What is needed: Write the data out again in full, with no departure from the original.

Data items
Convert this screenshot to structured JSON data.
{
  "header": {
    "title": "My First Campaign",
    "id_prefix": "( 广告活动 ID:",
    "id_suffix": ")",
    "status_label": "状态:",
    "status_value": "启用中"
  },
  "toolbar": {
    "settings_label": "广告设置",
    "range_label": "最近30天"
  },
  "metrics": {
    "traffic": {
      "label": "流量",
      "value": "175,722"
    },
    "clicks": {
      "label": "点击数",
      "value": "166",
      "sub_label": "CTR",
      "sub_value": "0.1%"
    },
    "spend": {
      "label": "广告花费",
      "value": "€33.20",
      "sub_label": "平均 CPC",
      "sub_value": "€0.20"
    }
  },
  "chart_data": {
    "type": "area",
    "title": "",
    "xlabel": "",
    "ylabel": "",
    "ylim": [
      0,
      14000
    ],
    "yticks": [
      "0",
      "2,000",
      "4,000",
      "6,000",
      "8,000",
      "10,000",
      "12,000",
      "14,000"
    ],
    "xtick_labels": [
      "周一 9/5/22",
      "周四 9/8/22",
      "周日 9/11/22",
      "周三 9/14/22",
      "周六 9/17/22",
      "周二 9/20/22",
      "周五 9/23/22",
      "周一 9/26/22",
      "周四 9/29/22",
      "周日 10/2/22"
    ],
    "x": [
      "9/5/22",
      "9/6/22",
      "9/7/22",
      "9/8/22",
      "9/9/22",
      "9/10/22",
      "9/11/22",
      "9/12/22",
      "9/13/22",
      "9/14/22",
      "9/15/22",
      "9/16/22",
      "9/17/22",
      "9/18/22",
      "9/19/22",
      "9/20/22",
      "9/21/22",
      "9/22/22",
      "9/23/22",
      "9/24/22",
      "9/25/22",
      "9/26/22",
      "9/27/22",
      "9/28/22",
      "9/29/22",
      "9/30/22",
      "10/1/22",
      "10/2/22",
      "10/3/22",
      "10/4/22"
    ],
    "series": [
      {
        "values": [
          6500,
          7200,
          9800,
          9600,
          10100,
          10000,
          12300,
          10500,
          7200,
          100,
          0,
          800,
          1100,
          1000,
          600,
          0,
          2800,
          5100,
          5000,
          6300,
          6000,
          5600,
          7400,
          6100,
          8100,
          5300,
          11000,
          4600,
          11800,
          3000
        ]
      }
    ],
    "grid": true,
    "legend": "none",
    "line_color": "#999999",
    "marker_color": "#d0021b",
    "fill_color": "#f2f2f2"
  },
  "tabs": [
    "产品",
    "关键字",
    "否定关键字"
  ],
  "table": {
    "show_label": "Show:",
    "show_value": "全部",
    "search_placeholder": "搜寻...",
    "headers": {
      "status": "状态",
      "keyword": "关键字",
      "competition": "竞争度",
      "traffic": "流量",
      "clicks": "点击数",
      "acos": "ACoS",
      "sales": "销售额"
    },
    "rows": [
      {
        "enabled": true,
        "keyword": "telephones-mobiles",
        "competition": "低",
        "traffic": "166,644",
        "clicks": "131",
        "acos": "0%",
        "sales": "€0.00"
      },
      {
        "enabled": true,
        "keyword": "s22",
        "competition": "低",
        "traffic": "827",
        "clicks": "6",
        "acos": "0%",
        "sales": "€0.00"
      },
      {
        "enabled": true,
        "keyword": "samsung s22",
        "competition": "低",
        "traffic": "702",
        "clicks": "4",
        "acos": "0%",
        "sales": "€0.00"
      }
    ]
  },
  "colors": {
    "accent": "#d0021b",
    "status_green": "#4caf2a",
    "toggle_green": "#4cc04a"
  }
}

Exercise result:
Convert this screenshot to structured JSON data.
{
  "header": {
    "title": "My First Campaign",
    "id_prefix": "( 广告活动 ID:",
    "id_suffix": ")",
    "status_label": "状态:",
    "status_value": "启用中"
  },
  "toolbar": {
    "settings_label": "广告设置",
    "range_label": "最近30天"
  },
  "metrics": {
    "traffic": {
      "label": "流量",
      "value": "175,722"
    },
    "clicks": {
      "label": "点击数",
      "value": "166",
      "sub_label": "CTR",
      "sub_value": "0.1%"
    },
    "spend": {
      "label": "广告花费",
      "value": "€33.20",
      "sub_label": "平均 CPC",
      "sub_value": "€0.20"
    }
  },
  "chart_data": {
    "type": "area",
    "title": "",
    "xlabel": "",
    "ylabel": "",
    "ylim": [
      0,
      14000
    ],
    "yticks": [
      "0",
      "2,000",
      "4,000",
      "6,000",
      "8,000",
      "10,000",
      "12,000",
      "14,000"
    ],
    "xtick_labels": [
      "周一 9/5/22",
      "周四 9/8/22",
      "周日 9/11/22",
      "周三 9/14/22",
      "周六 9/17/22",
      "周二 9/20/22",
      "周五 9/23/22",
      "周一 9/26/22",
      "周四 9/29/22",
      "周日 10/2/22"
    ],
    "x": [
      "9/5/22",
      "9/6/22",
      "9/7/22",
      "9/8/22",
      "9/9/22",
      "9/10/22",
      "9/11/22",
      "9/12/22",
      "9/13/22",
      "9/14/22",
      "9/15/22",
      "9/16/22",
      "9/17/22",
      "9/18/22",
      "9/19/22",
      "9/20/22",
      "9/21/22",
      "9/22/22",
      "9/23/22",
      "9/24/22",
      "9/25/22",
      "9/26/22",
      "9/27/22",
      "9/28/22",
      "9/29/22",
      "9/30/22",
      "10/1/22",
      "10/2/22",
      "10/3/22",
      "10/4/22"
    ],
    "series": [
      {
        "values": [
          6500,
          7200,
          9800,
          9600,
          10100,
          10000,
          12300,
          10500,
          7200,
          100,
          0,
          800,
          1100,
          1000,
          600,
          0,
          2800,
          5100,
          5000,
          6300,
          6000,
          5600,
          7400,
          6100,
          8100,
          5300,
          11000,
          4600,
          11800,
          3000
        ]
      }
    ],
    "grid": true,
    "legend": "none",
    "line_color": "#999999",
    "marker_color": "#d0021b",
    "fill_color": "#f2f2f2"
  },
  "tabs": [
    "产品",
    "关键字",
    "否定关键字"
  ],
  "table": {
    "show_label": "Show:",
    "show_value": "全部",
    "search_placeholder": "搜寻...",
    "headers": {
      "status": "状态",
      "keyword": "关键字",
      "competition": "竞争度",
      "traffic": "流量",
      "clicks": "点击数",
      "acos": "ACoS",
      "sales": "销售额"
    },
    "rows": [
      {
        "enabled": true,
        "keyword": "telephones-mobiles",
        "competition": "低",
        "traffic": "166,644",
        "clicks": "131",
        "acos": "0%",
        "sales": "€0.00"
      },
      {
        "enabled": true,
        "keyword": "s22",
        "competition": "低",
        "traffic": "827",
        "clicks": "6",
        "acos": "0%",
        "sales": "€0.00"
      },
      {
        "enabled": true,
        "keyword": "samsung s22",
        "competition": "低",
        "traffic": "702",
        "clicks": "4",
        "acos": "0%",
        "sales": "€0.00"
      }
    ]
  },
  "colors": {
    "accent": "#d0021b",
    "status_green": "#4caf2a",
    "toggle_green": "#4cc04a"
  }
}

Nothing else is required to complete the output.